REQUIRED WORK » Where a line below holds the string "Social", copy that line.

PROVIDED RECORDS »
——
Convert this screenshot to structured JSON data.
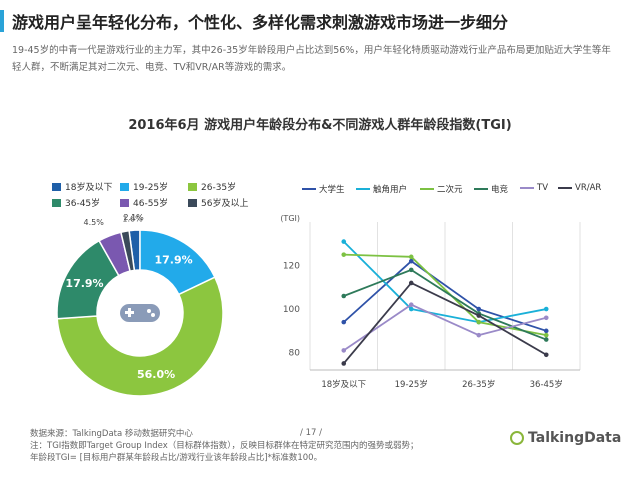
{
  "header": {
    "title": "游戏用户呈年轻化分布，个性化、多样化需求刺激游戏市场进一步细分",
    "intro": "19-45岁的中青一代是游戏行业的主力军，其中26-35岁年龄段用户占比达到56%，用户年轻化特质驱动游戏行业产品布局更加贴近大学生等年轻人群，不断满足其对二次元、电竞、TV和VR/AR等游戏的需求。"
  },
  "chart_title": "2016年6月 游戏用户年龄段分布&不同游戏人群年龄段指数(TGI)",
  "chart_data": [
    {
      "type": "pie",
      "categories": [
        "18岁及以下",
        "19-25岁",
        "26-35岁",
        "36-45岁",
        "46-55岁",
        "56岁及以上"
      ],
      "values": [
        2.1,
        17.9,
        56.0,
        17.9,
        4.5,
        1.6
      ],
      "value_labels": [
        "2.1%",
        "17.9%",
        "56.0%",
        "17.9%",
        "4.5%",
        "1.6%"
      ],
      "colors": [
        "#1f5fa8",
        "#22aaea",
        "#8cc63f",
        "#2e8a6a",
        "#7a58b0",
        "#3b4a5a"
      ],
      "center_icon": "gamepad-icon",
      "legend_position": "top-left"
    },
    {
      "type": "line",
      "categories": [
        "18岁及以下",
        "19-25岁",
        "26-35岁",
        "36-45岁"
      ],
      "ylabel": "(TGI)",
      "yticks": [
        80,
        100,
        120
      ],
      "ylim": [
        72,
        140
      ],
      "series": [
        {
          "name": "大学生",
          "color": "#2f52a8",
          "values": [
            94,
            122,
            100,
            90
          ]
        },
        {
          "name": "触角用户",
          "color": "#1ab0d8",
          "values": [
            131,
            100,
            94,
            100
          ]
        },
        {
          "name": "二次元",
          "color": "#7cc142",
          "values": [
            125,
            124,
            94,
            88
          ]
        },
        {
          "name": "电竞",
          "color": "#2e7a5a",
          "values": [
            106,
            118,
            98,
            86
          ]
        },
        {
          "name": "TV",
          "color": "#9a8ac8",
          "values": [
            81,
            102,
            88,
            96
          ]
        },
        {
          "name": "VR/AR",
          "color": "#3b3b4b",
          "values": [
            75,
            112,
            97,
            79
          ]
        }
      ],
      "legend_position": "top"
    }
  ],
  "footer": {
    "source": "数据来源：TalkingData 移动数据研究中心",
    "page": "/ 17 /",
    "note1": "注：TGI指数即Target Group Index（目标群体指数），反映目标群体在特定研究范围内的强势或弱势；",
    "note2": "年龄段TGI= [目标用户群某年龄段占比/游戏行业该年龄段占比]*标准数100。",
    "brand": "TalkingData"
  }
}
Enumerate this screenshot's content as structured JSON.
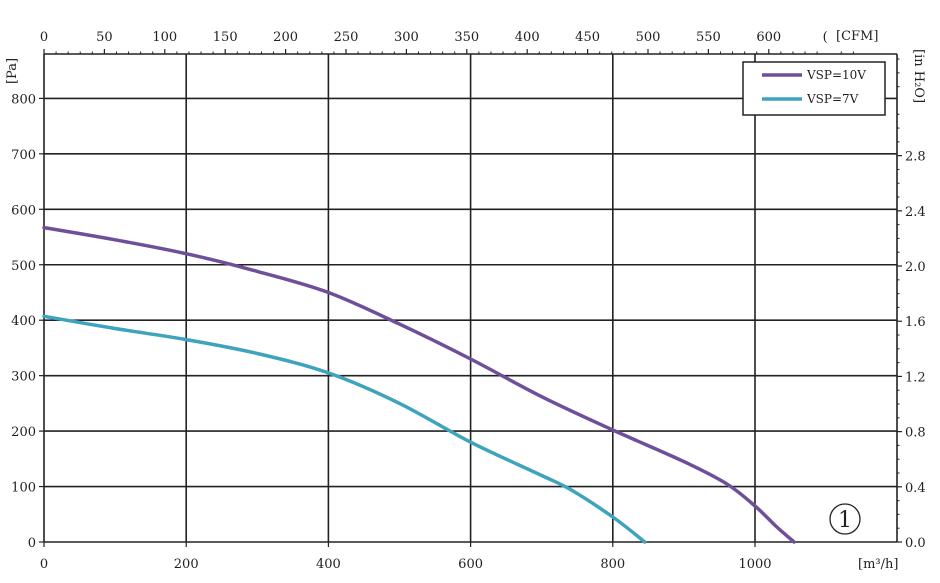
{
  "chart_data": {
    "type": "line",
    "xlabel": "[m³/h]",
    "ylabel": "[Pa]",
    "top_axis_label": "[CFM]",
    "right_axis_label": "[in H₂O]",
    "xlim": [
      0,
      1150
    ],
    "ylim": [
      0,
      880
    ],
    "x_ticks": [
      "0",
      "200",
      "400",
      "600",
      "800",
      "1000"
    ],
    "y_ticks": [
      "0",
      "100",
      "200",
      "300",
      "400",
      "500",
      "600",
      "700",
      "800"
    ],
    "top_ticks": [
      "0",
      "50",
      "100",
      "150",
      "200",
      "250",
      "300",
      "350",
      "400",
      "450",
      "500",
      "550",
      "600",
      "("
    ],
    "right_ticks": [
      "0.0",
      "0.4",
      "0.8",
      "1.2",
      "1.6",
      "2.0",
      "2.4",
      "2.8"
    ],
    "grid": true,
    "legend_position": "top-right",
    "marker_label": "①",
    "series": [
      {
        "name": "VSP=10V",
        "color": "#6e4f99",
        "x": [
          0,
          100,
          200,
          300,
          400,
          500,
          600,
          700,
          800,
          900,
          960,
          1000,
          1030,
          1055
        ],
        "y": [
          567,
          545,
          520,
          488,
          450,
          393,
          330,
          262,
          202,
          145,
          105,
          65,
          28,
          0
        ]
      },
      {
        "name": "VSP=7V",
        "color": "#3ea3bd",
        "x": [
          0,
          100,
          200,
          300,
          400,
          500,
          600,
          700,
          740,
          800,
          845
        ],
        "y": [
          407,
          385,
          365,
          340,
          305,
          250,
          180,
          120,
          95,
          45,
          0
        ]
      }
    ]
  }
}
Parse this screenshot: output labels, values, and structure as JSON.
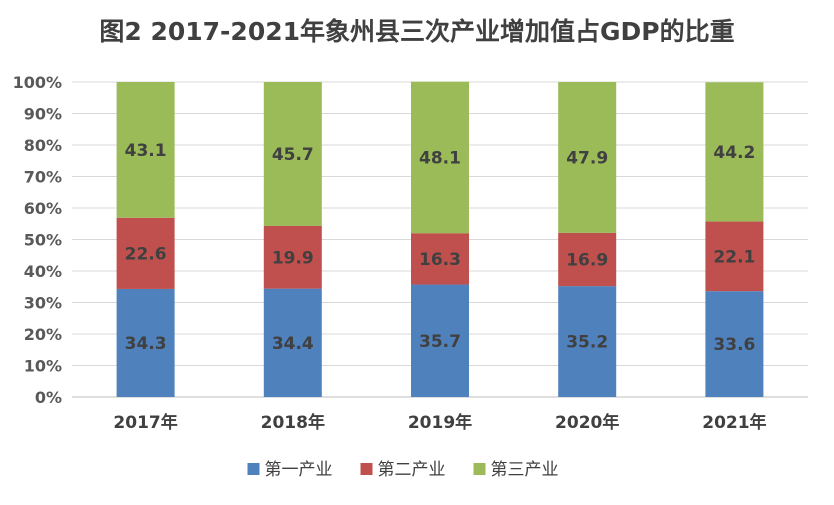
{
  "chart_data": {
    "type": "bar",
    "stacked": true,
    "title": "图2 2017-2021年象州县三次产业增加值占GDP的比重",
    "categories": [
      "2017年",
      "2018年",
      "2019年",
      "2020年",
      "2021年"
    ],
    "series": [
      {
        "name": "第一产业",
        "color": "#4f81bd",
        "values": [
          34.3,
          34.4,
          35.7,
          35.2,
          33.6
        ]
      },
      {
        "name": "第二产业",
        "color": "#c0504d",
        "values": [
          22.6,
          19.9,
          16.3,
          16.9,
          22.1
        ]
      },
      {
        "name": "第三产业",
        "color": "#9bbb59",
        "values": [
          43.1,
          45.7,
          48.1,
          47.9,
          44.2
        ]
      }
    ],
    "ylim": [
      0,
      100
    ],
    "yticks": [
      "0%",
      "10%",
      "20%",
      "30%",
      "40%",
      "50%",
      "60%",
      "70%",
      "80%",
      "90%",
      "100%"
    ],
    "grid": true,
    "legend": "bottom"
  }
}
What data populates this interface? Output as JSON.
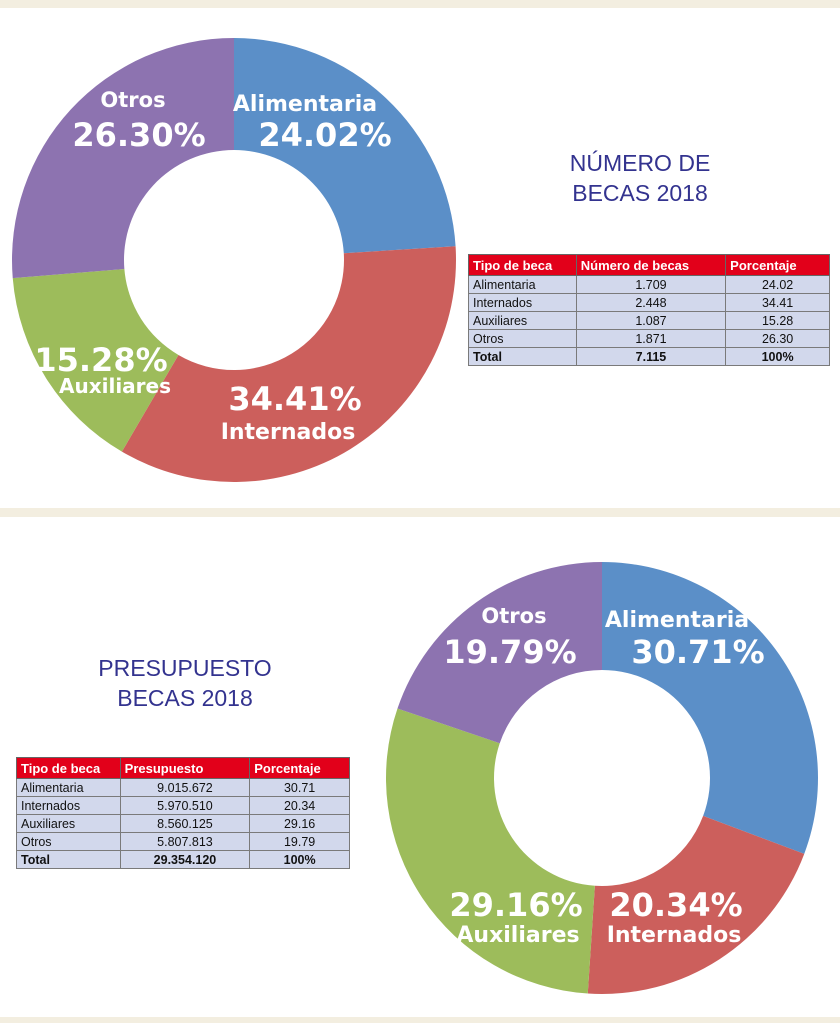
{
  "colors": {
    "Alimentaria": "#5b8fc8",
    "Internados": "#cc5f5c",
    "Auxiliares": "#9dbc5b",
    "Otros": "#8d73b0",
    "title_color": "#33338f",
    "table_header": "#e2001a",
    "table_cell": "#d2d8ec"
  },
  "numero": {
    "title_line1": "NÚMERO DE",
    "title_line2": "BECAS 2018",
    "table": {
      "headers": [
        "Tipo de beca",
        "Número de becas",
        "Porcentaje"
      ],
      "rows": [
        [
          "Alimentaria",
          "1.709",
          "24.02"
        ],
        [
          "Internados",
          "2.448",
          "34.41"
        ],
        [
          "Auxiliares",
          "1.087",
          "15.28"
        ],
        [
          "Otros",
          "1.871",
          "26.30"
        ]
      ],
      "total": [
        "Total",
        "7.115",
        "100%"
      ]
    }
  },
  "presupuesto": {
    "title_line1": "PRESUPUESTO",
    "title_line2": "BECAS 2018",
    "table": {
      "headers": [
        "Tipo de beca",
        "Presupuesto",
        "Porcentaje"
      ],
      "rows": [
        [
          "Alimentaria",
          "9.015.672",
          "30.71"
        ],
        [
          "Internados",
          "5.970.510",
          "20.34"
        ],
        [
          "Auxiliares",
          "8.560.125",
          "29.16"
        ],
        [
          "Otros",
          "5.807.813",
          "19.79"
        ]
      ],
      "total": [
        "Total",
        "29.354.120",
        "100%"
      ]
    }
  },
  "chart_data": [
    {
      "type": "pie",
      "title": "NÚMERO DE BECAS 2018",
      "categories": [
        "Alimentaria",
        "Internados",
        "Auxiliares",
        "Otros"
      ],
      "values": [
        24.02,
        34.41,
        15.28,
        26.3
      ],
      "labels": [
        "24.02%",
        "34.41%",
        "15.28%",
        "26.30%"
      ]
    },
    {
      "type": "pie",
      "title": "PRESUPUESTO BECAS 2018",
      "categories": [
        "Alimentaria",
        "Internados",
        "Auxiliares",
        "Otros"
      ],
      "values": [
        30.71,
        20.34,
        29.16,
        19.79
      ],
      "labels": [
        "30.71%",
        "20.34%",
        "29.16%",
        "19.79%"
      ]
    }
  ]
}
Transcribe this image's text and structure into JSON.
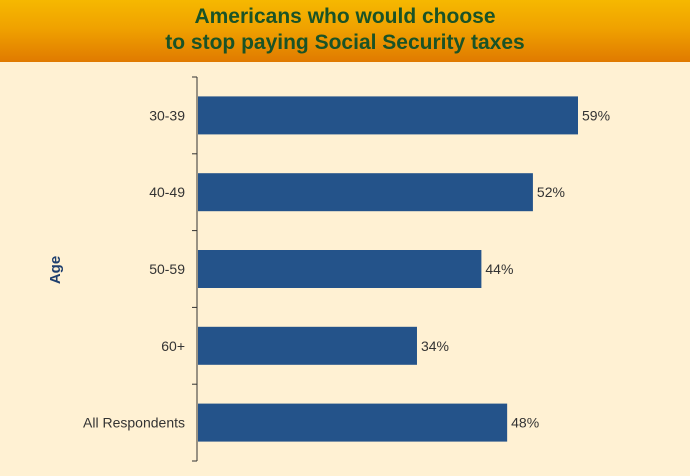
{
  "chart_data": {
    "type": "bar",
    "orientation": "horizontal",
    "title": "Americans who would choose to stop paying Social Security taxes",
    "title_lines": [
      "Americans who would choose",
      "to stop paying Social Security taxes"
    ],
    "ylabel": "Age",
    "xlabel": "",
    "categories": [
      "30-39",
      "40-49",
      "50-59",
      "60+",
      "All Respondents"
    ],
    "values": [
      59,
      52,
      44,
      34,
      48
    ],
    "data_labels": [
      "59%",
      "52%",
      "44%",
      "34%",
      "48%"
    ],
    "xlim": [
      0,
      100
    ],
    "grid": false,
    "legend": "none",
    "colors": {
      "bar": "#24538a",
      "header_top": "#f6b800",
      "header_bottom": "#e07a00",
      "title": "#1a5326",
      "background": "#fff1d3"
    }
  }
}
——
OUTPUT »
    "title": "Americans who would choose to stop paying Social Security taxes",
      "to stop paying Social Security taxes"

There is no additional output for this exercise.